— Problem description —
Look for "Mother" in each line of the entries, and return the matching lines.

[Raw records]
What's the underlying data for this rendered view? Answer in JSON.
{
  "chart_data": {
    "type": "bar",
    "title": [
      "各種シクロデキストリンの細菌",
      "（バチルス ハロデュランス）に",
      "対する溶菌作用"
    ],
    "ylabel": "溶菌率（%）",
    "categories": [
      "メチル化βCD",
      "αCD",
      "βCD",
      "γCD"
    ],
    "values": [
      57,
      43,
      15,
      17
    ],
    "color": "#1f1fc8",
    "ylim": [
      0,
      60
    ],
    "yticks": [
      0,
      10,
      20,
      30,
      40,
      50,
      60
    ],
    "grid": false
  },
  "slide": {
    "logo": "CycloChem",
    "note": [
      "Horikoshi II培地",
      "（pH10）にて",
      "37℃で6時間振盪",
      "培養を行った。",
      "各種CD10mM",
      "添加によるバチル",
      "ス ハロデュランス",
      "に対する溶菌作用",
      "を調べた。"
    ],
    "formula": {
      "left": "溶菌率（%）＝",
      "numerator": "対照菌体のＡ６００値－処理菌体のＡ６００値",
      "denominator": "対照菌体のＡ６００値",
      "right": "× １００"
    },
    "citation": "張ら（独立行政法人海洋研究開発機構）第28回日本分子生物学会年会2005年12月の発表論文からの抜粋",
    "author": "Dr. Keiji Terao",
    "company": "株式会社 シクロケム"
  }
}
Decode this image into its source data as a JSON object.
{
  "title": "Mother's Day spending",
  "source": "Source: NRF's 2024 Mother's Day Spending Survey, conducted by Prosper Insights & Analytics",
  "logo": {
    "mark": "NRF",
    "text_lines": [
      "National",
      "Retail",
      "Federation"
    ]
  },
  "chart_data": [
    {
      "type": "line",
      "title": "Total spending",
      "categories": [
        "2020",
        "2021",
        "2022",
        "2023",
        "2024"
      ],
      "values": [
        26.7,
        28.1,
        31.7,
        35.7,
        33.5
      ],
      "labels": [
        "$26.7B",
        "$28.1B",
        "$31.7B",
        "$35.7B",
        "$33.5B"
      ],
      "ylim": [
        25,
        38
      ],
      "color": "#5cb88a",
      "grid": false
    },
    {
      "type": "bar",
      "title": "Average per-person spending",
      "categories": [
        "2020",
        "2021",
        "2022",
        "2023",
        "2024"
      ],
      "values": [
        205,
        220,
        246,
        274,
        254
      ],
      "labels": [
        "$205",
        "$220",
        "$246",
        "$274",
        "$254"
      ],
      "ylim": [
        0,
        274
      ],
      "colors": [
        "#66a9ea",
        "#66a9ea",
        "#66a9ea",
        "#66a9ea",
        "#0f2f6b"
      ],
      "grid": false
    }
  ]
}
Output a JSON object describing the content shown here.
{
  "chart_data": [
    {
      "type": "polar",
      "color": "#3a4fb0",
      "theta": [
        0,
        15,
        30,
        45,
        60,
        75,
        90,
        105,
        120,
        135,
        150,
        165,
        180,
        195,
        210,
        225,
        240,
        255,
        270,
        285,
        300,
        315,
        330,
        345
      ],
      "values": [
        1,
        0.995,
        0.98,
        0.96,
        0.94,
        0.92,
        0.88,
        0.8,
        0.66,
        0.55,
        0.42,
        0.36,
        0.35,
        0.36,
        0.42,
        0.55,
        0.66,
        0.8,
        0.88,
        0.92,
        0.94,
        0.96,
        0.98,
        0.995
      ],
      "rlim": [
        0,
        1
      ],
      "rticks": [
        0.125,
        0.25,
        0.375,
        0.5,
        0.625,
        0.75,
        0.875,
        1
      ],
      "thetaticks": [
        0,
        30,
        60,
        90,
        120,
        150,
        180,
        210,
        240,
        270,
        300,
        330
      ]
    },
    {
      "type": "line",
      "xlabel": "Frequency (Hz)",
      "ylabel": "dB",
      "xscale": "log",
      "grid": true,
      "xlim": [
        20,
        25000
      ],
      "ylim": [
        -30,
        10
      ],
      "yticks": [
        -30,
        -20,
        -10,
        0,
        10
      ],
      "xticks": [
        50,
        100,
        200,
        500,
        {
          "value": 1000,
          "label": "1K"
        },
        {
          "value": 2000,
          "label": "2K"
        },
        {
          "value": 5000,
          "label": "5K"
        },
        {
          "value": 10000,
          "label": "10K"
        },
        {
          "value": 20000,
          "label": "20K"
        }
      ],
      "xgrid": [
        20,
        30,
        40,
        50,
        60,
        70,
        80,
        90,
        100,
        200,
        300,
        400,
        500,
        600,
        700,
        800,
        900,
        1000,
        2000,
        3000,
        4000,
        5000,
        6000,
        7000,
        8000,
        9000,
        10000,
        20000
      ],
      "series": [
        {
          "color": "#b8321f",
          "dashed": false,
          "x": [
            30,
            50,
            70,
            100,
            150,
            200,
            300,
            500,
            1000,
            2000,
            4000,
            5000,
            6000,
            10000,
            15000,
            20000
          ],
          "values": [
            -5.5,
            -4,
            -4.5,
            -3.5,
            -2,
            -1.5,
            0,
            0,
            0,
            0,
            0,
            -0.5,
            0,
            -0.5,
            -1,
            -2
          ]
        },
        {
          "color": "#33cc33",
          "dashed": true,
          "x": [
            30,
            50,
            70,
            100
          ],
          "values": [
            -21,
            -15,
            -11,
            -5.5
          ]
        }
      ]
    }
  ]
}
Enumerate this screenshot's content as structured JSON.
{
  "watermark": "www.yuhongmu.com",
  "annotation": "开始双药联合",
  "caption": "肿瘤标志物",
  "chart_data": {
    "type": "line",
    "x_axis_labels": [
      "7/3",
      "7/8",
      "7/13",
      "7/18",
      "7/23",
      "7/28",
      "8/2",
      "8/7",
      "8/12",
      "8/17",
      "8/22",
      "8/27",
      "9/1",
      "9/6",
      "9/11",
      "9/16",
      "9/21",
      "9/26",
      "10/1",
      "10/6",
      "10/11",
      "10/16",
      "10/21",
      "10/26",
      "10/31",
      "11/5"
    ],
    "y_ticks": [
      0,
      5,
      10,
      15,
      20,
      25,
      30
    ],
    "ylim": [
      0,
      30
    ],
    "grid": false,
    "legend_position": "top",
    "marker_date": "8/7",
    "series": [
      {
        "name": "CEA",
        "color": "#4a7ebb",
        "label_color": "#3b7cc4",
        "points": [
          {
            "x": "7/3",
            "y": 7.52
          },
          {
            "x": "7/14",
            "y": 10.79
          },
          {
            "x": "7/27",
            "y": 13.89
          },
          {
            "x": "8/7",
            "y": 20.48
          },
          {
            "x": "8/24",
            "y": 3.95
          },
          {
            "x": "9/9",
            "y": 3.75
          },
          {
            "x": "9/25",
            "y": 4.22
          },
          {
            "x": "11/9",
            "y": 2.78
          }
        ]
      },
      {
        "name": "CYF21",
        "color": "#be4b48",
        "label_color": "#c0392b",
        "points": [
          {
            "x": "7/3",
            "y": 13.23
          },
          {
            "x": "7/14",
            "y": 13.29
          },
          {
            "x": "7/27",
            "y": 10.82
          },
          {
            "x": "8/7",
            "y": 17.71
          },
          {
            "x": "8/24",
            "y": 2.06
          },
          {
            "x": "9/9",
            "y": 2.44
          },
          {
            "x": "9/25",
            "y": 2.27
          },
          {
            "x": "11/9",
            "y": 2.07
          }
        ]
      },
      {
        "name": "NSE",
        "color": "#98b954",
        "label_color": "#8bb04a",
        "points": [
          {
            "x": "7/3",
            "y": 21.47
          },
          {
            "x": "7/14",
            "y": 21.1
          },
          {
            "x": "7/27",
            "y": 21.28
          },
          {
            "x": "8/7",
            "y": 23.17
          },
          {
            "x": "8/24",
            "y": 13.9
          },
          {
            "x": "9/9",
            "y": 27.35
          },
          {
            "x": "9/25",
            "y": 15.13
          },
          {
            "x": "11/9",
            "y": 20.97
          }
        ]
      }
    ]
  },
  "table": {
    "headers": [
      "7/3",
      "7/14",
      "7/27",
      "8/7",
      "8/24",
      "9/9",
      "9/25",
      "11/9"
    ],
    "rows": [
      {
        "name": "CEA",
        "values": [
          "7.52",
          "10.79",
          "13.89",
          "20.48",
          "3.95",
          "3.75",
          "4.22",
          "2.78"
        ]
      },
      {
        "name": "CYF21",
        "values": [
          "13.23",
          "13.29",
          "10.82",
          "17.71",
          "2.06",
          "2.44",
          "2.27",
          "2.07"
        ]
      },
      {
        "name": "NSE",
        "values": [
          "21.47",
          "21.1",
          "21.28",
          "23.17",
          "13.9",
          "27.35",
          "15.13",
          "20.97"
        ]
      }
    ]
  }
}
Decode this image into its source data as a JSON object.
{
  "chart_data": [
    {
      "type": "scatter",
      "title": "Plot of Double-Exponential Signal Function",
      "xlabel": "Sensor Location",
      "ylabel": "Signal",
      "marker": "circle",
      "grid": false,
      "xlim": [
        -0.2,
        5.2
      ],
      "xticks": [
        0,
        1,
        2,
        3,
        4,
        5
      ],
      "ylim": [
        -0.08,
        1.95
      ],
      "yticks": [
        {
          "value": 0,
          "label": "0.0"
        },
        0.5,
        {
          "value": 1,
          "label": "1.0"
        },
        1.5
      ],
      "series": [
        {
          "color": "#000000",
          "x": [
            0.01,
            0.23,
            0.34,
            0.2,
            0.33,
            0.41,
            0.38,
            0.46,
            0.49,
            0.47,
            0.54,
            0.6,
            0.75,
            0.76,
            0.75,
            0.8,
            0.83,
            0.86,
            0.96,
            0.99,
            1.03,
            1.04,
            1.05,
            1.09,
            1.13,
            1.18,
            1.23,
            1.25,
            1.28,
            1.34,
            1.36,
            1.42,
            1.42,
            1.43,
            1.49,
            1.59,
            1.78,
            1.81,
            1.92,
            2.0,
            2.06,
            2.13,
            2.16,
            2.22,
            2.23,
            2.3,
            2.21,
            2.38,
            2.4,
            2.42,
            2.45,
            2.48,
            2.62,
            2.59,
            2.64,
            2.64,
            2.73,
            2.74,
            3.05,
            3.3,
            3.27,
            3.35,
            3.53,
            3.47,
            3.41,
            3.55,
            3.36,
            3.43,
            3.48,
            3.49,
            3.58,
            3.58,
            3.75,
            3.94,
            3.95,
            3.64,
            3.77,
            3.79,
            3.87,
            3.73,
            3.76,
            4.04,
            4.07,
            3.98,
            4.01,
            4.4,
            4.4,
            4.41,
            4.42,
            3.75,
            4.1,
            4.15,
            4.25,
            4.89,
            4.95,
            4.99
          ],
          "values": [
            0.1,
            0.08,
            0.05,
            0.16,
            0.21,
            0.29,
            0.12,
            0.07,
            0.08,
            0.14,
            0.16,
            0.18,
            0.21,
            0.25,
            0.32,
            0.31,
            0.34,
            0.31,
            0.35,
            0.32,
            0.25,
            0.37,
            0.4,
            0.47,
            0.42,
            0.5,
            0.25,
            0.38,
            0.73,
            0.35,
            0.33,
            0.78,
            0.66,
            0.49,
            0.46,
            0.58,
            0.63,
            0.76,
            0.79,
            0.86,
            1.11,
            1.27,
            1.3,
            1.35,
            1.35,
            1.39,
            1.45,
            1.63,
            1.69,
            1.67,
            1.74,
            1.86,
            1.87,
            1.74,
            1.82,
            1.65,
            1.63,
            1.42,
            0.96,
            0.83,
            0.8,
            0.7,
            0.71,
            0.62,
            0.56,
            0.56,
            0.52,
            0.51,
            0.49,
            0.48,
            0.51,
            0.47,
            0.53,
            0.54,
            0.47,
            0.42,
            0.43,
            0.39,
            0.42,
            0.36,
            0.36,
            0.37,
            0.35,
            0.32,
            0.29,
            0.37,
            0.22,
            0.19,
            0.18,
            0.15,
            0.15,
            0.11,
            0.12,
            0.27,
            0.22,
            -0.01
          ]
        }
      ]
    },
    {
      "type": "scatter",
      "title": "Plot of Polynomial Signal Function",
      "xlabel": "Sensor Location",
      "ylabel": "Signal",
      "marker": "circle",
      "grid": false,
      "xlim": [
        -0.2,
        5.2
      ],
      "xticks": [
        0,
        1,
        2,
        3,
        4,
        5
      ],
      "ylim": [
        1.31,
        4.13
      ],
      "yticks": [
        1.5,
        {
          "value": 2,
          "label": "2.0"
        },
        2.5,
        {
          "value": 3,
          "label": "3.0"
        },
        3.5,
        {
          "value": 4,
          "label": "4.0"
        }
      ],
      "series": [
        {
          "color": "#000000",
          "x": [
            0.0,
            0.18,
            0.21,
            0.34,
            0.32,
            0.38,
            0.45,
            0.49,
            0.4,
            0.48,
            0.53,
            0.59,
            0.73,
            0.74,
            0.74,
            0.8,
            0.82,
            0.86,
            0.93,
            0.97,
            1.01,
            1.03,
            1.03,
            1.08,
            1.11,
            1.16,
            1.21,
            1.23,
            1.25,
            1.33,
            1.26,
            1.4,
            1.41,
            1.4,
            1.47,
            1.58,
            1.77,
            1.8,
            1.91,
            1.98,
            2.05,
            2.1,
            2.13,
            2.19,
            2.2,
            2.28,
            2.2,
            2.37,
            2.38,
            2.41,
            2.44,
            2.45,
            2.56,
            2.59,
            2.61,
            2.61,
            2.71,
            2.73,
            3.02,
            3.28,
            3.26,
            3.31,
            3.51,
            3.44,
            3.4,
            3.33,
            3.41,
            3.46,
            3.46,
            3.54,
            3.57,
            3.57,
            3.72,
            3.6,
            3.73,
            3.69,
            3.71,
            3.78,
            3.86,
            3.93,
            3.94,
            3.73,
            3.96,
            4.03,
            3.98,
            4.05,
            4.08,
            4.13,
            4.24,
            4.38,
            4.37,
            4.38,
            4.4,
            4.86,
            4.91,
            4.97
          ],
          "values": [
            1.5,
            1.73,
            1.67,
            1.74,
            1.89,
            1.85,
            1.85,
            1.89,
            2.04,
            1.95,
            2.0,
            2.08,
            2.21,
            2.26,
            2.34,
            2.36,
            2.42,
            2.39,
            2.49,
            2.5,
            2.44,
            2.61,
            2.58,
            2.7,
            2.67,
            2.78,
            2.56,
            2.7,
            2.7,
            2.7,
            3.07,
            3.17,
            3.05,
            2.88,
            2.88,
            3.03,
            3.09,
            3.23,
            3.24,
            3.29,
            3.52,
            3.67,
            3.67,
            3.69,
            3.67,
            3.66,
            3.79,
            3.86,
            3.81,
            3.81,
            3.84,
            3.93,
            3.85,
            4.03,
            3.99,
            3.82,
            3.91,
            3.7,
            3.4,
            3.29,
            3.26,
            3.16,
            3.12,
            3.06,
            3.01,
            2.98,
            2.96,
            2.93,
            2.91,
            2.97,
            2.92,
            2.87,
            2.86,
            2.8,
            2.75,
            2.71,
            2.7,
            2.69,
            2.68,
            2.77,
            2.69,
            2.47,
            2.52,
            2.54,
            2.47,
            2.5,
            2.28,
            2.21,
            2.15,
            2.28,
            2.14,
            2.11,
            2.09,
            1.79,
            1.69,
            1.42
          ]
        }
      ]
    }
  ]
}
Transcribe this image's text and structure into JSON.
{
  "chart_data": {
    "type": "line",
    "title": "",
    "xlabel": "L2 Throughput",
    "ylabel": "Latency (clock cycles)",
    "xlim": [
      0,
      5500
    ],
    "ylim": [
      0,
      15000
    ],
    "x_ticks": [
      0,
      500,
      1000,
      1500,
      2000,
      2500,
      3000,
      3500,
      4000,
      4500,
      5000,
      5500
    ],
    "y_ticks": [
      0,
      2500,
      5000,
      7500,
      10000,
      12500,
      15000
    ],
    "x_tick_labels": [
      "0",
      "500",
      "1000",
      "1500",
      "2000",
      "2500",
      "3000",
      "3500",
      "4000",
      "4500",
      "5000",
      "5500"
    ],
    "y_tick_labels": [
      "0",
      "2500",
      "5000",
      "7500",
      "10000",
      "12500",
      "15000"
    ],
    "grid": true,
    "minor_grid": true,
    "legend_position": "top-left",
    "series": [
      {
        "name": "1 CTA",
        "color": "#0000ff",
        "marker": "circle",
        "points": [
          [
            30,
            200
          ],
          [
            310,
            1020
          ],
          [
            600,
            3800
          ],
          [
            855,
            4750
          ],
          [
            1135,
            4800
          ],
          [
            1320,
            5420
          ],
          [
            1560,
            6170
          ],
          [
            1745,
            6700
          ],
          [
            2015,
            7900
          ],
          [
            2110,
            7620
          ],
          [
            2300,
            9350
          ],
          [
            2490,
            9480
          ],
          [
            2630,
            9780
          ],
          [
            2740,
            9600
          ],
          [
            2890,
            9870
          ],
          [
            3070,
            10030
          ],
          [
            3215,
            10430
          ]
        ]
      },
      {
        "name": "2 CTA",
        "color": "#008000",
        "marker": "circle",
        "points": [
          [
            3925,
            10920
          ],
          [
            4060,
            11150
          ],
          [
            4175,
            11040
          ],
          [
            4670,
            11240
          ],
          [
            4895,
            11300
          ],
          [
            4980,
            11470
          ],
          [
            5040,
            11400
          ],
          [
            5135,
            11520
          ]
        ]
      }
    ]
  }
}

— Complete answer —
  "title": "Mother's Day spending",
  "source": "Source: NRF's 2024 Mother's Day Spending Survey, conducted by Prosper Insights & Analytics",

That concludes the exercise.